:: Request ::
Lines that include the word "цахилгаан" are the ones to copy.

'''

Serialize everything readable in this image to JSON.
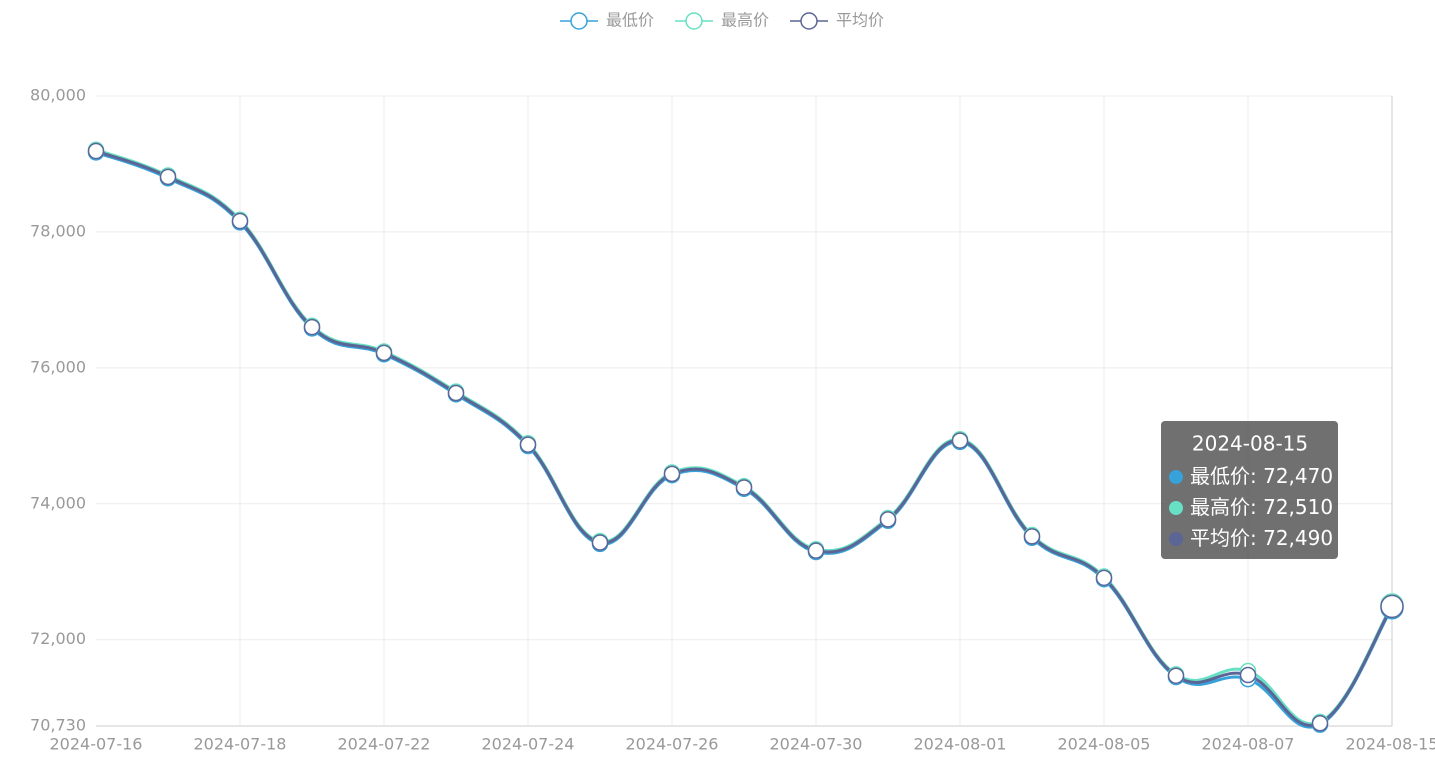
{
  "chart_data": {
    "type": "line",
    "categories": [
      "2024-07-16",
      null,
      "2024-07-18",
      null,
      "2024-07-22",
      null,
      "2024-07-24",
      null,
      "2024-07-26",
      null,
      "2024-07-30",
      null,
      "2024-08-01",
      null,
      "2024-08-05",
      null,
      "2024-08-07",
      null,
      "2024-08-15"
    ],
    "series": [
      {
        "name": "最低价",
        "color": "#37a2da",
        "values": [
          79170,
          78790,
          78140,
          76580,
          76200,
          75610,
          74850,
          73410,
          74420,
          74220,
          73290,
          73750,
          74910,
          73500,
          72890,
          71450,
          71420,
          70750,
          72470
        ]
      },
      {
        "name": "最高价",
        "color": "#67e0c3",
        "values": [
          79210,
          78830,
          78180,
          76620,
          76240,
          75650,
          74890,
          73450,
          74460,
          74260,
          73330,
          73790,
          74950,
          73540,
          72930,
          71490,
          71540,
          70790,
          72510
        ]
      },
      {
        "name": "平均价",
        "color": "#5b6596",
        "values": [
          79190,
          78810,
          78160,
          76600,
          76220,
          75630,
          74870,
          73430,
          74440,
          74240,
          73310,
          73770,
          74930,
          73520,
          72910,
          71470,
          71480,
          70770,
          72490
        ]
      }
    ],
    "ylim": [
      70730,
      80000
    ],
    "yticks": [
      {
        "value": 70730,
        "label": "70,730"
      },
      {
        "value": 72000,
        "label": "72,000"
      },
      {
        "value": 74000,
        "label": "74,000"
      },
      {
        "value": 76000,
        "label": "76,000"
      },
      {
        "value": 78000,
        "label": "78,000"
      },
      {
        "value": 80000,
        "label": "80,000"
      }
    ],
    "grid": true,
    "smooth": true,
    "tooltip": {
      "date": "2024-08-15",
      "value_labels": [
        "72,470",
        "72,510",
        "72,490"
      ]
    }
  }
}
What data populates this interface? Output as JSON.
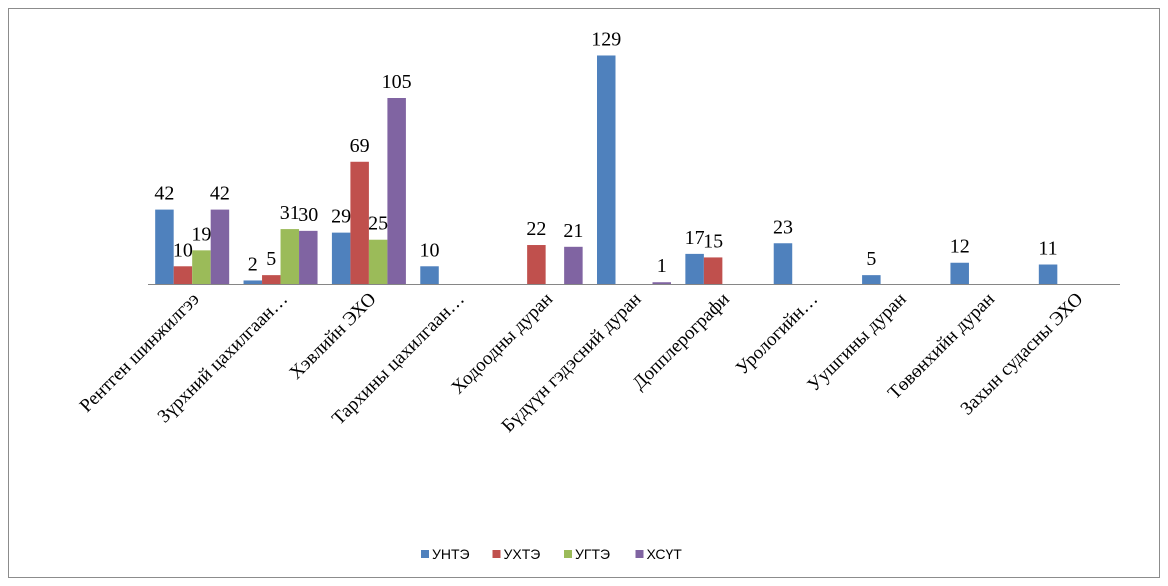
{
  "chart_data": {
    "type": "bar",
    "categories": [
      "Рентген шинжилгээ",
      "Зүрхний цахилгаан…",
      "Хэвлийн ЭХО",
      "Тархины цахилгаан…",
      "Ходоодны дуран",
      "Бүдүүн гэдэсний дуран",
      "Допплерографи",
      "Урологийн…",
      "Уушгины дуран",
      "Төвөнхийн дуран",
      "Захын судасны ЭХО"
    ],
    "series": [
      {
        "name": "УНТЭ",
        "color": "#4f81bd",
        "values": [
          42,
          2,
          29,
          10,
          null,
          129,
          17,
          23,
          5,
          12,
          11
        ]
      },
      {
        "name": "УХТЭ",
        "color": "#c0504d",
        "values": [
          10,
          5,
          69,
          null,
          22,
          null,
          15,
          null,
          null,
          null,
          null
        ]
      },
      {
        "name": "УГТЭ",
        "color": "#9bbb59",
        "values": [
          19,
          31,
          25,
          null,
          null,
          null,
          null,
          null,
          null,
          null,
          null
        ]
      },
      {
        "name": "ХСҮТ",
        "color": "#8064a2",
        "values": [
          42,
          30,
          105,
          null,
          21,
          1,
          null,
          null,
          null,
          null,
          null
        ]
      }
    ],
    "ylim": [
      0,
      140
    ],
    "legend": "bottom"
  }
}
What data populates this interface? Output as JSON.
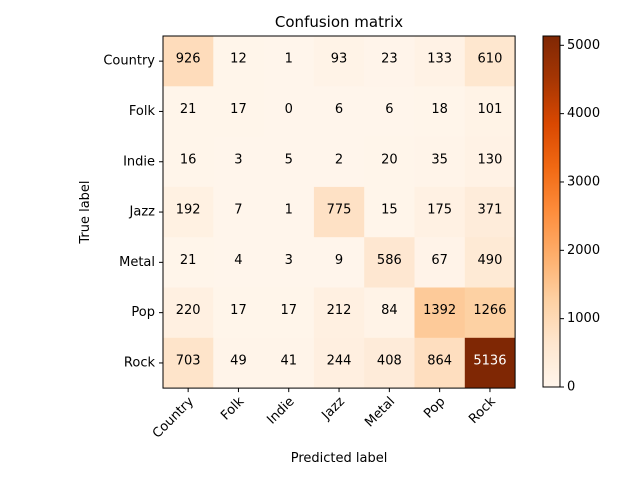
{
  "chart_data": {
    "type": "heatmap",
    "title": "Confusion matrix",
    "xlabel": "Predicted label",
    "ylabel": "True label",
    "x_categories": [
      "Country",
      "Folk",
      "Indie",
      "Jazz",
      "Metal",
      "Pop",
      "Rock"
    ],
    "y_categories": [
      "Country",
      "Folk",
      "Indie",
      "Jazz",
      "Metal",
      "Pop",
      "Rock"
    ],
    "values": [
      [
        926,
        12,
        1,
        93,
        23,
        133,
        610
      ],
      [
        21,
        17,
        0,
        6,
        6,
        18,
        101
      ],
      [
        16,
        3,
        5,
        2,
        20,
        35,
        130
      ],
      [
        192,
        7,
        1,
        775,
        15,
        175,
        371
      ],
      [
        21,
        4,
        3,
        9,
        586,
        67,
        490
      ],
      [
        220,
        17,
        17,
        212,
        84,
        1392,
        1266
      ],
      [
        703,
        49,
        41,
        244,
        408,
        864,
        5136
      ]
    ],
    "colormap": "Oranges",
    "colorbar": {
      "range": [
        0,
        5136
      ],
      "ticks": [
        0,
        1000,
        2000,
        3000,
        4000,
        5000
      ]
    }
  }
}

'''
'''

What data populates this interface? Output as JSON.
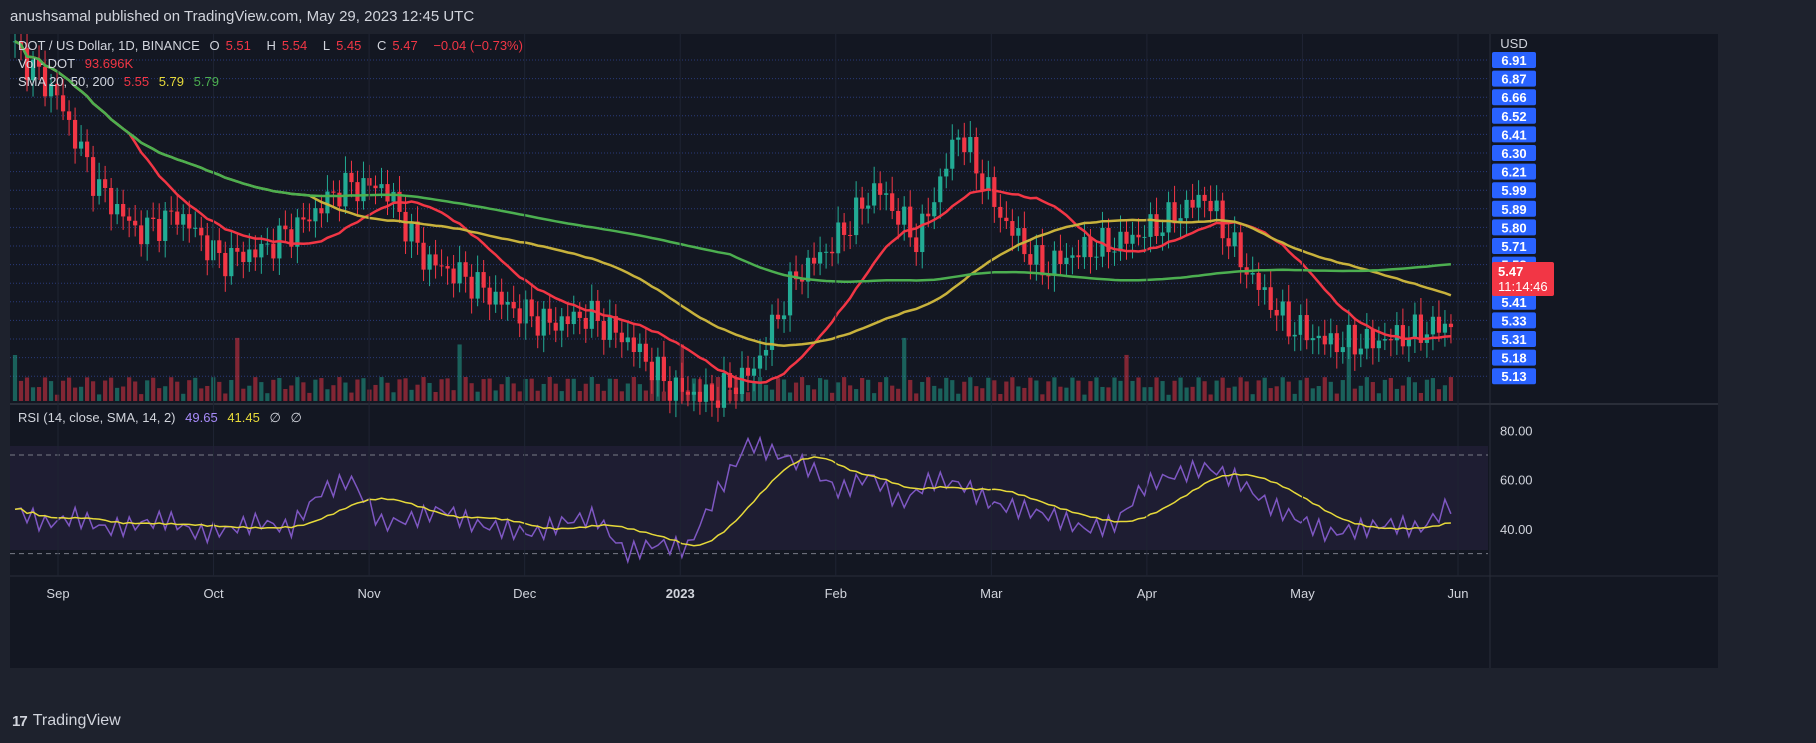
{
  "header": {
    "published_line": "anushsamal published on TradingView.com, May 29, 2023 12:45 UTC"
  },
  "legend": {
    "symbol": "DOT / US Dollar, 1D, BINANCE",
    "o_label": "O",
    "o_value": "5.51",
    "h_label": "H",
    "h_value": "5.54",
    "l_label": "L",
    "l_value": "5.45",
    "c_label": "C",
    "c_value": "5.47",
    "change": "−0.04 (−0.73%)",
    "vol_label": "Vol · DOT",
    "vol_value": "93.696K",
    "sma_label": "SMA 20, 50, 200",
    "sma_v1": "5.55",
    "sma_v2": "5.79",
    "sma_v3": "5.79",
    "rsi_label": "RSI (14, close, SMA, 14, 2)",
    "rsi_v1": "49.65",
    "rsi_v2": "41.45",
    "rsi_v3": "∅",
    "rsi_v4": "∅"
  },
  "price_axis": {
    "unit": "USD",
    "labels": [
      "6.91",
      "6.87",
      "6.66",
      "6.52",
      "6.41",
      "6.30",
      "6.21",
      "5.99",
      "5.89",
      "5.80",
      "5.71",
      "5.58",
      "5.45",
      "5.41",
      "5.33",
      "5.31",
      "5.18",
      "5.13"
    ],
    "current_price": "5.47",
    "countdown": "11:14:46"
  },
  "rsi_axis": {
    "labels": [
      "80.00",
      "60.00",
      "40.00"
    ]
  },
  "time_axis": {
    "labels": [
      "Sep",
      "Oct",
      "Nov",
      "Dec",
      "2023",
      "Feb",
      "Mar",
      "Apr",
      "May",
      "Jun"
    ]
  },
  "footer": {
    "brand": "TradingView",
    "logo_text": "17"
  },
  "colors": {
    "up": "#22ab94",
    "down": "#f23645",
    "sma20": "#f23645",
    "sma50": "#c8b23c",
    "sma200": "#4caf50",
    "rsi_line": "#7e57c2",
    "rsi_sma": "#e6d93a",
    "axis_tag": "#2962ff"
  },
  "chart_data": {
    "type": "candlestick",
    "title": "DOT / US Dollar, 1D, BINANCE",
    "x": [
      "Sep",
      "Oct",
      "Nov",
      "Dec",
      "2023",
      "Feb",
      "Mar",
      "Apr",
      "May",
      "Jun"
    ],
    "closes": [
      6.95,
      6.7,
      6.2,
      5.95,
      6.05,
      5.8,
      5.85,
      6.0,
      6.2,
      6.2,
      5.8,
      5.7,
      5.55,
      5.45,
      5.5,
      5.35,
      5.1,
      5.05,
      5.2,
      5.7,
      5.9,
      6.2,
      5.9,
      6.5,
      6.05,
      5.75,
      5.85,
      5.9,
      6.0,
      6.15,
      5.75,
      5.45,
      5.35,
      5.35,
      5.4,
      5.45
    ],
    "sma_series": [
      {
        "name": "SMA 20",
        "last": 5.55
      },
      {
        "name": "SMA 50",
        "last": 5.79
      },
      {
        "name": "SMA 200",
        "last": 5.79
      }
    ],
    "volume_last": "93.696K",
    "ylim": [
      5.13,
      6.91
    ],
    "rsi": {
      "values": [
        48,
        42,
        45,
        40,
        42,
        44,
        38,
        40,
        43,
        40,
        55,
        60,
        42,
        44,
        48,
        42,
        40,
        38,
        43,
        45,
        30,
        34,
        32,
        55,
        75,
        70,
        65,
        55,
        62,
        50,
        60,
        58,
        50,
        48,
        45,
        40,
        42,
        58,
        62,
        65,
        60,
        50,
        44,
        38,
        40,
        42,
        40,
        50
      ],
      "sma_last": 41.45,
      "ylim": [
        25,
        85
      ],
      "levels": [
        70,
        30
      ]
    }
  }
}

'''

:: Task response ::
      "Зүрхний цахилгаан…",
      "Тархины цахилгаан…",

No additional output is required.